Give back the line where "Read this page and output its text content." appears and all the lines after it until the listing ends, unchanged and with nothing else.

•••

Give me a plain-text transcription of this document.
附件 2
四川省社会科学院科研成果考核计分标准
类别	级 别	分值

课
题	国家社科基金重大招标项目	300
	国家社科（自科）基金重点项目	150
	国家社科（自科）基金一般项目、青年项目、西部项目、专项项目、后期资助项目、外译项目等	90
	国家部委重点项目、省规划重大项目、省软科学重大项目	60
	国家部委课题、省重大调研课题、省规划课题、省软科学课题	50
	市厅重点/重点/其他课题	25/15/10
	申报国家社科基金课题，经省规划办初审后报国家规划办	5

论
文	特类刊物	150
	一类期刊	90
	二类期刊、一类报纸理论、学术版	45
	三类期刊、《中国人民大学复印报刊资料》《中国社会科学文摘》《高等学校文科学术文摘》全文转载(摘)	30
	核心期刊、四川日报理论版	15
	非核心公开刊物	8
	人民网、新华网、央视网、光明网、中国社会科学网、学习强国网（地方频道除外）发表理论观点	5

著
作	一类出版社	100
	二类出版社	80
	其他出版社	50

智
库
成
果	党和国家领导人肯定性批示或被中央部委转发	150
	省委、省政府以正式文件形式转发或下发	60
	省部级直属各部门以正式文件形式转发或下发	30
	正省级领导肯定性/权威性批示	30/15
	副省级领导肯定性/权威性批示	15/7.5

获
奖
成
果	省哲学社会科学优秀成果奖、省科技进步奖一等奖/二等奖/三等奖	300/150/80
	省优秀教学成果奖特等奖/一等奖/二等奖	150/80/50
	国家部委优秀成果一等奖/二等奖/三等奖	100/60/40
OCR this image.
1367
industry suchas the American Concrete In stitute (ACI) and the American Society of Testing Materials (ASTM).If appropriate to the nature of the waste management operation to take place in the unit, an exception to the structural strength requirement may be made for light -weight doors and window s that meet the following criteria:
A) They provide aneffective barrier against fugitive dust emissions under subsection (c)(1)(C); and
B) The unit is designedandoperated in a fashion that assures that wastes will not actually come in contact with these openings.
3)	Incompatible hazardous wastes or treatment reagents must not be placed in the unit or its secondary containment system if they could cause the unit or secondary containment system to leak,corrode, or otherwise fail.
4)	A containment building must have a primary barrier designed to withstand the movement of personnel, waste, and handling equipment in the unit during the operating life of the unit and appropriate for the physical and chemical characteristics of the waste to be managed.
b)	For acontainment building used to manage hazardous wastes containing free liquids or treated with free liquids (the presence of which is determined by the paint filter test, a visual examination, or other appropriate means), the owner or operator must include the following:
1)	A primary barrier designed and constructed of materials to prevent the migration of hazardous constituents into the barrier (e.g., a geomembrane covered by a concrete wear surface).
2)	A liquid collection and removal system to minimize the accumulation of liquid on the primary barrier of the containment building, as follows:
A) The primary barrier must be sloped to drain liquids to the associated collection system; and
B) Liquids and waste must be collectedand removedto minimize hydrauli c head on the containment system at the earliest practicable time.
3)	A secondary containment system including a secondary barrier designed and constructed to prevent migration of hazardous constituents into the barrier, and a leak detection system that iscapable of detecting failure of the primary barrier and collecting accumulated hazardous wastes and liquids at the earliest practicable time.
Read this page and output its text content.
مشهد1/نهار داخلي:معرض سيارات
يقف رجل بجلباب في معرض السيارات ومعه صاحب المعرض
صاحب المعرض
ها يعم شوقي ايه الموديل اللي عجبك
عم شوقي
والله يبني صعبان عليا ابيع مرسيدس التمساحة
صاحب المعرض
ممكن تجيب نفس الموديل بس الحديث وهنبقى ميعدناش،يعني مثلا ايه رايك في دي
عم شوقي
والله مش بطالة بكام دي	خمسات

•••

Final answer
Read this page and output its text content.
مشهد1/نهار داخلي:معرض سيارات
يقف رجل بجلباب في معرض السيارات ومعه صاحب المعرض
صاحب المعرض
ها يعم شوقي ايه الموديل اللي عجبك
عم شوقي
والله يبني صعبان عليا ابيع مرسيدس التمساحة
صاحب المعرض
ممكن تجيب نفس الموديل بس الحديث وهنبقى ميعدناش،يعني مثلا ايه رايك في دي
عم شوقي
والله مش بطالة بكام دي	خمسات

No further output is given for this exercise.